### STATED PROBLEM
Copy the records below exactly, omitting any pictures they contain.

### INFORMATION GIVEN
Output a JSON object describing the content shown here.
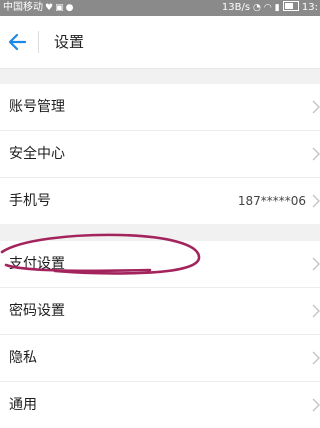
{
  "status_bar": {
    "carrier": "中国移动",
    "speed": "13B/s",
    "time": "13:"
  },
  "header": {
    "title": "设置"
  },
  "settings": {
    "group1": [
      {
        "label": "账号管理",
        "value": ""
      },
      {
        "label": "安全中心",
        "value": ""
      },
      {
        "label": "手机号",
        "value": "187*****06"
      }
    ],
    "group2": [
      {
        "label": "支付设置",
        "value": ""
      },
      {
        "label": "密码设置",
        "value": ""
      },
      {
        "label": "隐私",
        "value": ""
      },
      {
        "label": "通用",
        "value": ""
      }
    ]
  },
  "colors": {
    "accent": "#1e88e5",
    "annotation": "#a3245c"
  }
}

### TASK RESULT
Output a JSON object describing the content shown here.
{
  "status_bar": {
    "carrier": "中国移动",
    "speed": "13B/s",
    "time": "13:"
  },
  "header": {
    "title": "设置"
  },
  "settings": {
    "group1": [
      {
        "label": "账号管理",
        "value": ""
      },
      {
        "label": "安全中心",
        "value": ""
      },
      {
        "label": "手机号",
        "value": "187*****06"
      }
    ],
    "group2": [
      {
        "label": "支付设置",
        "value": ""
      },
      {
        "label": "密码设置",
        "value": ""
      },
      {
        "label": "隐私",
        "value": ""
      },
      {
        "label": "通用",
        "value": ""
      }
    ]
  },
  "colors": {
    "accent": "#1e88e5",
    "annotation": "#a3245c"
  }
}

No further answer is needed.